Your objective:
Tally the lines that contain "конструкций" and report the total alone.

-- Begin Records shown --

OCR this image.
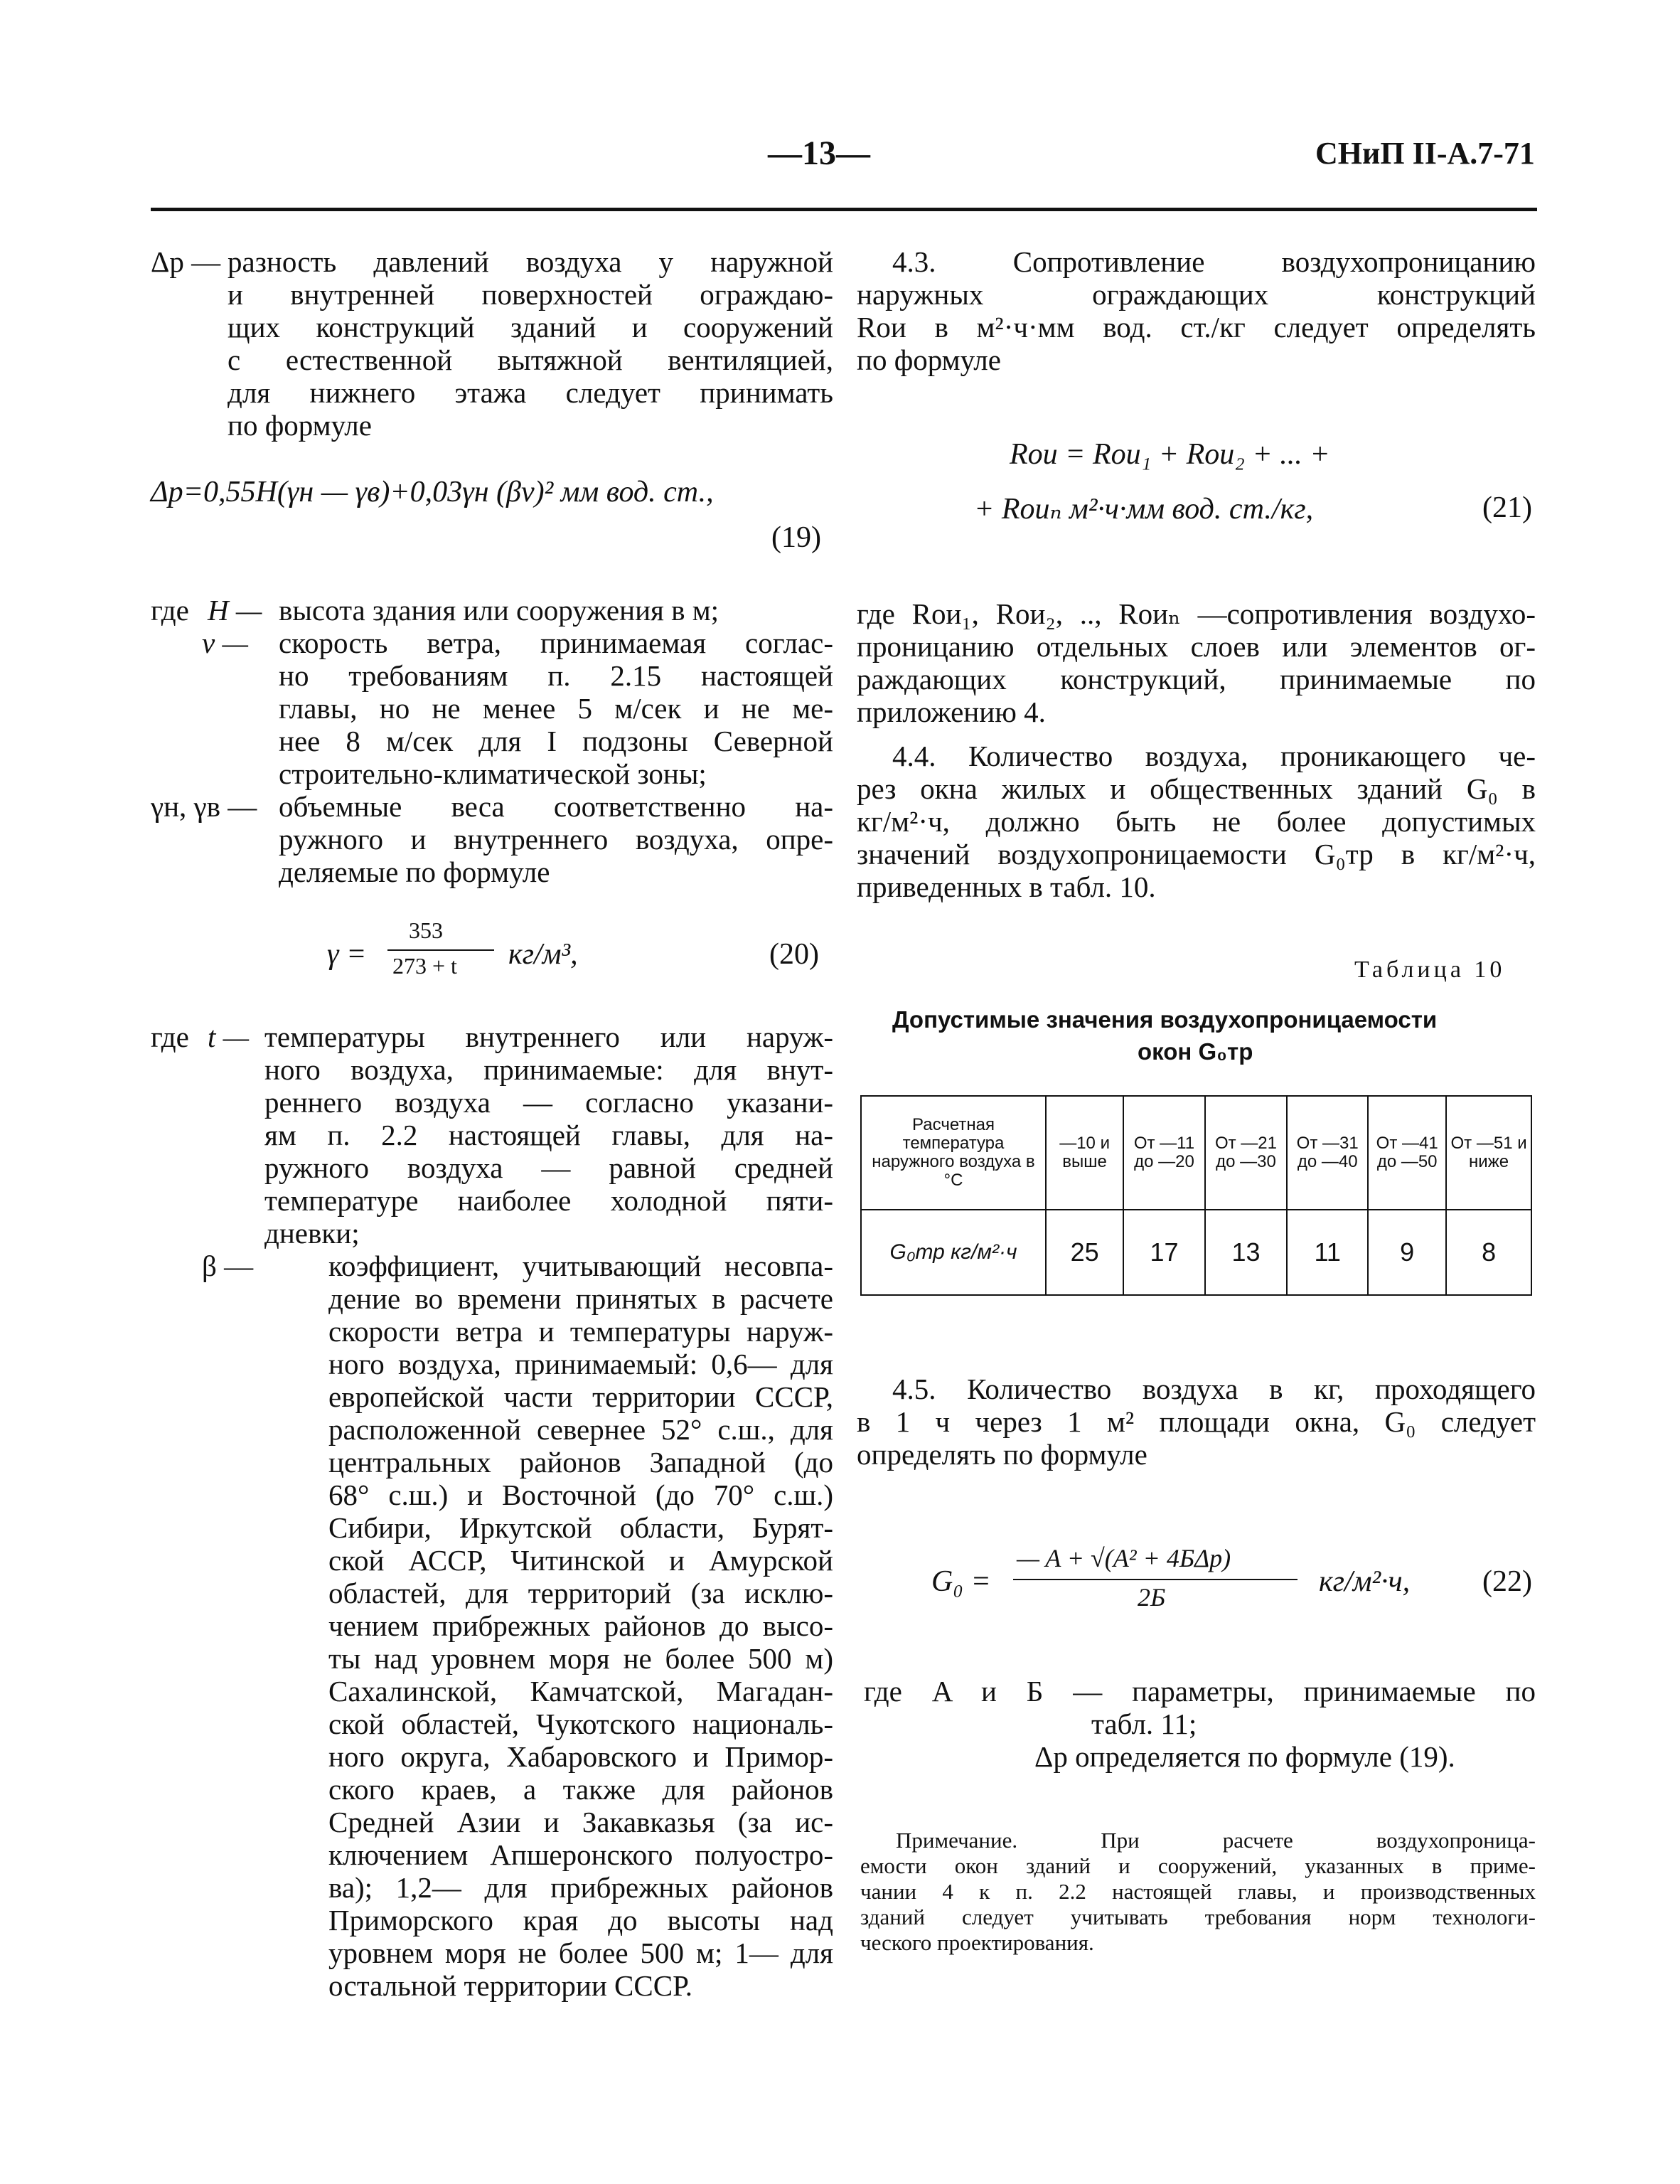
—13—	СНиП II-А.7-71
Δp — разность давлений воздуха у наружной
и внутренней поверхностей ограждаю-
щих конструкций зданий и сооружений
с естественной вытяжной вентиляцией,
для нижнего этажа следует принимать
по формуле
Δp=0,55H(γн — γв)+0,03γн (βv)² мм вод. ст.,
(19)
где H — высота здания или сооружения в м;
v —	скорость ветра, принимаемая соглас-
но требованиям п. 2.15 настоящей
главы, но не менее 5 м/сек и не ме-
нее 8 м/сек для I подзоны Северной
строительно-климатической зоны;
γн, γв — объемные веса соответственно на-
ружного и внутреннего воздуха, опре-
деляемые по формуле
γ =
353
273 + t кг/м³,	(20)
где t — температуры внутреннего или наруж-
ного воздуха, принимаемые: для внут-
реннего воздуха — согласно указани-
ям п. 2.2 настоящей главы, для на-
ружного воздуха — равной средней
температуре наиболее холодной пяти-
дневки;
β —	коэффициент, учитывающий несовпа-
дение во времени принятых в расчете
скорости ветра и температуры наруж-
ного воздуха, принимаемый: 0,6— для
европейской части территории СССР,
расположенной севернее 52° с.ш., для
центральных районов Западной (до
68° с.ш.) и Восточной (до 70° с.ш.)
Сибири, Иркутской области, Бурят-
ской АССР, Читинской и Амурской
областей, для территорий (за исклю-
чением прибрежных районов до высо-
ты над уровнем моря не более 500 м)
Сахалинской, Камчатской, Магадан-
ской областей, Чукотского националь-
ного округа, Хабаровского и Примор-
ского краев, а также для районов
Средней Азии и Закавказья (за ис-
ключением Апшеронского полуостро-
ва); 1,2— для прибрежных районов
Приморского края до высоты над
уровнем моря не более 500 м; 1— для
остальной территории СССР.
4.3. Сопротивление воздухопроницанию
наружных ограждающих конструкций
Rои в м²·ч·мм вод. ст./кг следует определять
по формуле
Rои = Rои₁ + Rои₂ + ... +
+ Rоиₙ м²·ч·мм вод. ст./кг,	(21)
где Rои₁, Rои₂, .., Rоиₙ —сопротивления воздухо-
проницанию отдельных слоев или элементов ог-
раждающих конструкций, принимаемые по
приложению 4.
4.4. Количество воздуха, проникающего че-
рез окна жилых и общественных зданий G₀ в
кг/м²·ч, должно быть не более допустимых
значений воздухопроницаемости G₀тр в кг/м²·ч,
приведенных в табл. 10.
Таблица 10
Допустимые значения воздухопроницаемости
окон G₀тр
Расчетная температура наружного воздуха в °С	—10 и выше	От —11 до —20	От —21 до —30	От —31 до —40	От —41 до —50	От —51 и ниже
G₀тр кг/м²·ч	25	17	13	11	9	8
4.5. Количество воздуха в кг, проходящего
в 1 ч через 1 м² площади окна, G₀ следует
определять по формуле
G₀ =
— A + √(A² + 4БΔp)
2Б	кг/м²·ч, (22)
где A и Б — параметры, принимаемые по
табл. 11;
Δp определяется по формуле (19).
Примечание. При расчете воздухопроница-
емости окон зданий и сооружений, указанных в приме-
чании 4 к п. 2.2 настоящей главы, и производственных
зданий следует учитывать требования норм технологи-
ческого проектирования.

-- End Records shown --
-- Begin Records shown --

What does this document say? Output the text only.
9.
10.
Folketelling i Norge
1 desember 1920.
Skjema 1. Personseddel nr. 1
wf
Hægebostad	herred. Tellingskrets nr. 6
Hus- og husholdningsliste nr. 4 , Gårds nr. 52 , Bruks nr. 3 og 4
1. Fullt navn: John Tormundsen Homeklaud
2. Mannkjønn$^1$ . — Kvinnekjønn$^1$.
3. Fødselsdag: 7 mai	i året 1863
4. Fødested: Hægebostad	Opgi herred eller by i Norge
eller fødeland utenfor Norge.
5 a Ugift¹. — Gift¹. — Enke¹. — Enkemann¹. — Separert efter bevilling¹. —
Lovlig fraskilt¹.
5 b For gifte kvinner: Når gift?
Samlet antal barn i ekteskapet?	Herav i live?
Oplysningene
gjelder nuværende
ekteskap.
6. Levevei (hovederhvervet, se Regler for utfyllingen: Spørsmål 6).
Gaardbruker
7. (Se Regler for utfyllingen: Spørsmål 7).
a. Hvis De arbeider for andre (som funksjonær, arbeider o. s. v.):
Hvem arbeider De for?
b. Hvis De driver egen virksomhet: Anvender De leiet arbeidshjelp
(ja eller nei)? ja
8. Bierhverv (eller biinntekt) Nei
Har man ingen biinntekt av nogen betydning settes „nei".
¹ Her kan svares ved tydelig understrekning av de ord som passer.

-- End Records shown --

Written response:
3